» Aim of the task
Each record is to be printed again precisely as it reads.

[Collection entries]
_ _ _ _

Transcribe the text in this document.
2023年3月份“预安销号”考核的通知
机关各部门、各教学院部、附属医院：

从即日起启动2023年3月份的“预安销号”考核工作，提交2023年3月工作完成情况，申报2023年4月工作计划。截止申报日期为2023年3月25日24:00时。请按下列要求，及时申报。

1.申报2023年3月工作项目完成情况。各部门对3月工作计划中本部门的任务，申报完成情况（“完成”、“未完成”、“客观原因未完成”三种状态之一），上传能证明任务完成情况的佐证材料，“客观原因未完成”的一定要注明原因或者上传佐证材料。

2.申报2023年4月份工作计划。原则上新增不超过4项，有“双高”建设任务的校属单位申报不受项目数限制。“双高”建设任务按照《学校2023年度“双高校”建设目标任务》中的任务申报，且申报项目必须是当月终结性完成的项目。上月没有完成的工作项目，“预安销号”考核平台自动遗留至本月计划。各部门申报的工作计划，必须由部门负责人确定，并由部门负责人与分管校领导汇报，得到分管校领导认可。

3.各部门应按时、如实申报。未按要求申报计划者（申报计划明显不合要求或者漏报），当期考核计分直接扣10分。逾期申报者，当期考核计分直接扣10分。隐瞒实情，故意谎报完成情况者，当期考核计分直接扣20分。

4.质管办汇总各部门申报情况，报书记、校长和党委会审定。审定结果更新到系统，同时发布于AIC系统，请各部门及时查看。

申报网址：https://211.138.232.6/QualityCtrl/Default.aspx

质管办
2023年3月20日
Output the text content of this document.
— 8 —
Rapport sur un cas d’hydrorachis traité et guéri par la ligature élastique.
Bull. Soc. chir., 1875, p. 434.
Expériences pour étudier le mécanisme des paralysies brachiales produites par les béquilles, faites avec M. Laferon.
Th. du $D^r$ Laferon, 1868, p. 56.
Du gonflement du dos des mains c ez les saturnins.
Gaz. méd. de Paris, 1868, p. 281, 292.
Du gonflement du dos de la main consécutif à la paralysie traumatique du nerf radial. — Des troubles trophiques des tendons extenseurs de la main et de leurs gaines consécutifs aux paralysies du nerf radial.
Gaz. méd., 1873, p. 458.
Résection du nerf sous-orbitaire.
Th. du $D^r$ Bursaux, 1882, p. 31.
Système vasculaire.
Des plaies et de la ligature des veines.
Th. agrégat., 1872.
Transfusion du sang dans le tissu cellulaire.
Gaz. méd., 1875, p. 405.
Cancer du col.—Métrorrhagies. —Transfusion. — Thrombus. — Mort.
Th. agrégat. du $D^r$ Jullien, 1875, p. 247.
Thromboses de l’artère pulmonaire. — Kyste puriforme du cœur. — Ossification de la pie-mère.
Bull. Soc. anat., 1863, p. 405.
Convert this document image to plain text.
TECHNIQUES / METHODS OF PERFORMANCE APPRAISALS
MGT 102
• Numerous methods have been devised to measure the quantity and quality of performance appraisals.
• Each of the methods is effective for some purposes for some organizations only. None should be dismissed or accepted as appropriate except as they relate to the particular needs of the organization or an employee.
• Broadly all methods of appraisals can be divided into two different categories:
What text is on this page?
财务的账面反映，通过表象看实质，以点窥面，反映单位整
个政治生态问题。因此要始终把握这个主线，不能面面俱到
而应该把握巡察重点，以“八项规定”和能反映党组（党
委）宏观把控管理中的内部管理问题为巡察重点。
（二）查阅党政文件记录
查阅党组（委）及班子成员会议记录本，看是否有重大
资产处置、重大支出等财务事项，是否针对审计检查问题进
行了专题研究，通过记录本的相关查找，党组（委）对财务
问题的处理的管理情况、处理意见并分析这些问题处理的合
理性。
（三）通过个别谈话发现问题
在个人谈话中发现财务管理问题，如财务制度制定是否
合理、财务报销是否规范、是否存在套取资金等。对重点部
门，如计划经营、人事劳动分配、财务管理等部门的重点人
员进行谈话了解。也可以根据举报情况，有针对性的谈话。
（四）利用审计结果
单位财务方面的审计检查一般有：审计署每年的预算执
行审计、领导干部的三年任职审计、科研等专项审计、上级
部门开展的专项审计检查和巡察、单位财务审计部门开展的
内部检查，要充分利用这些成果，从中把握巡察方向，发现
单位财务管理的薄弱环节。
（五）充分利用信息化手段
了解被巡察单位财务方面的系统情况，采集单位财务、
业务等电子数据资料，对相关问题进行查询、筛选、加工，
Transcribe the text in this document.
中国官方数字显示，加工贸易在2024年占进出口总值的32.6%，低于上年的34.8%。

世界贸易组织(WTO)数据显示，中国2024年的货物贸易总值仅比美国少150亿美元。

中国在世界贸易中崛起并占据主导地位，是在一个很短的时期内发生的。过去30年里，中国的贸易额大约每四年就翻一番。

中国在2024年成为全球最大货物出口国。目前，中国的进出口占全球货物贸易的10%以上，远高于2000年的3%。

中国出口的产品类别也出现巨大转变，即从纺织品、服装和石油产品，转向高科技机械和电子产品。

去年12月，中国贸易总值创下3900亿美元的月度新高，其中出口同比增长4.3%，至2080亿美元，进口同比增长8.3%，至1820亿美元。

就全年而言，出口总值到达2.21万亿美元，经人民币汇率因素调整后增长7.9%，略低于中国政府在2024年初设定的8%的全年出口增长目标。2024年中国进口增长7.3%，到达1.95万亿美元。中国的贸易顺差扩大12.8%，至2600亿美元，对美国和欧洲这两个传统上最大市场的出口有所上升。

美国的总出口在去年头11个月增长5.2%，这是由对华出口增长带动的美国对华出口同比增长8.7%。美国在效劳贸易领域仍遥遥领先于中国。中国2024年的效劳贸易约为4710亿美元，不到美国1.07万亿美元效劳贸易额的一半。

_ _ _ _

» Answer
Transcribe the text in this document.
2023年3月份“预安销号”考核的通知
机关各部门、各教学院部、附属医院：

从即日起启动2023年3月份的“预安销号”考核工作，提交2023年3月工作完成情况，申报2023年4月工作计划。截止申报日期为2023年3月25日24:00时。请按下列要求，及时申报。

1.申报2023年3月工作项目完成情况。各部门对3月工作计划中本部门的任务，申报完成情况（“完成”、“未完成”、“客观原因未完成”三种状态之一），上传能证明任务完成情况的佐证材料，“客观原因未完成”的一定要注明原因或者上传佐证材料。

2.申报2023年4月份工作计划。原则上新增不超过4项，有“双高”建设任务的校属单位申报不受项目数限制。“双高”建设任务按照《学校2023年度“双高校”建设目标任务》中的任务申报，且申报项目必须是当月终结性完成的项目。上月没有完成的工作项目，“预安销号”考核平台自动遗留至本月计划。各部门申报的工作计划，必须由部门负责人确定，并由部门负责人与分管校领导汇报，得到分管校领导认可。

3.各部门应按时、如实申报。未按要求申报计划者（申报计划明显不合要求或者漏报），当期考核计分直接扣10分。逾期申报者，当期考核计分直接扣10分。隐瞒实情，故意谎报完成情况者，当期考核计分直接扣20分。

4.质管办汇总各部门申报情况，报书记、校长和党委会审定。审定结果更新到系统，同时发布于AIC系统，请各部门及时查看。

申报网址：https://211.138.232.6/QualityCtrl/Default.aspx

质管办
2023年3月20日
Output the text content of this document.
— 8 —
Rapport sur un cas d’hydrorachis traité et guéri par la ligature élastique.
Bull. Soc. chir., 1875, p. 434.
Expériences pour étudier le mécanisme des paralysies brachiales produites par les béquilles, faites avec M. Laferon.
Th. du $D^r$ Laferon, 1868, p. 56.
Du gonflement du dos des mains c ez les saturnins.
Gaz. méd. de Paris, 1868, p. 281, 292.
Du gonflement du dos de la main consécutif à la paralysie traumatique du nerf radial. — Des troubles trophiques des tendons extenseurs de la main et de leurs gaines consécutifs aux paralysies du nerf radial.
Gaz. méd., 1873, p. 458.
Résection du nerf sous-orbitaire.
Th. du $D^r$ Bursaux, 1882, p. 31.
Système vasculaire.
Des plaies et de la ligature des veines.
Th. agrégat., 1872.
Transfusion du sang dans le tissu cellulaire.
Gaz. méd., 1875, p. 405.
Cancer du col.—Métrorrhagies. —Transfusion. — Thrombus. — Mort.
Th. agrégat. du $D^r$ Jullien, 1875, p. 247.
Thromboses de l’artère pulmonaire. — Kyste puriforme du cœur. — Ossification de la pie-mère.
Bull. Soc. anat., 1863, p. 405.
Convert this document image to plain text.
TECHNIQUES / METHODS OF PERFORMANCE APPRAISALS
MGT 102
• Numerous methods have been devised to measure the quantity and quality of performance appraisals.
• Each of the methods is effective for some purposes for some organizations only. None should be dismissed or accepted as appropriate except as they relate to the particular needs of the organization or an employee.
• Broadly all methods of appraisals can be divided into two different categories:
What text is on this page?
财务的账面反映，通过表象看实质，以点窥面，反映单位整
个政治生态问题。因此要始终把握这个主线，不能面面俱到
而应该把握巡察重点，以“八项规定”和能反映党组（党
委）宏观把控管理中的内部管理问题为巡察重点。
（二）查阅党政文件记录
查阅党组（委）及班子成员会议记录本，看是否有重大
资产处置、重大支出等财务事项，是否针对审计检查问题进
行了专题研究，通过记录本的相关查找，党组（委）对财务
问题的处理的管理情况、处理意见并分析这些问题处理的合
理性。
（三）通过个别谈话发现问题
在个人谈话中发现财务管理问题，如财务制度制定是否
合理、财务报销是否规范、是否存在套取资金等。对重点部
门，如计划经营、人事劳动分配、财务管理等部门的重点人
员进行谈话了解。也可以根据举报情况，有针对性的谈话。
（四）利用审计结果
单位财务方面的审计检查一般有：审计署每年的预算执
行审计、领导干部的三年任职审计、科研等专项审计、上级
部门开展的专项审计检查和巡察、单位财务审计部门开展的
内部检查，要充分利用这些成果，从中把握巡察方向，发现
单位财务管理的薄弱环节。
（五）充分利用信息化手段
了解被巡察单位财务方面的系统情况，采集单位财务、
业务等电子数据资料，对相关问题进行查询、筛选、加工，
Transcribe the text in this document.
中国官方数字显示，加工贸易在2024年占进出口总值的32.6%，低于上年的34.8%。

世界贸易组织(WTO)数据显示，中国2024年的货物贸易总值仅比美国少150亿美元。

中国在世界贸易中崛起并占据主导地位，是在一个很短的时期内发生的。过去30年里，中国的贸易额大约每四年就翻一番。

中国在2024年成为全球最大货物出口国。目前，中国的进出口占全球货物贸易的10%以上，远高于2000年的3%。

中国出口的产品类别也出现巨大转变，即从纺织品、服装和石油产品，转向高科技机械和电子产品。

去年12月，中国贸易总值创下3900亿美元的月度新高，其中出口同比增长4.3%，至2080亿美元，进口同比增长8.3%，至1820亿美元。

就全年而言，出口总值到达2.21万亿美元，经人民币汇率因素调整后增长7.9%，略低于中国政府在2024年初设定的8%的全年出口增长目标。2024年中国进口增长7.3%，到达1.95万亿美元。中国的贸易顺差扩大12.8%，至2600亿美元，对美国和欧洲这两个传统上最大市场的出口有所上升。

美国的总出口在去年头11个月增长5.2%，这是由对华出口增长带动的美国对华出口同比增长8.7%。美国在效劳贸易领域仍遥遥领先于中国。中国2024年的效劳贸易约为4710亿美元，不到美国1.07万亿美元效劳贸易额的一半。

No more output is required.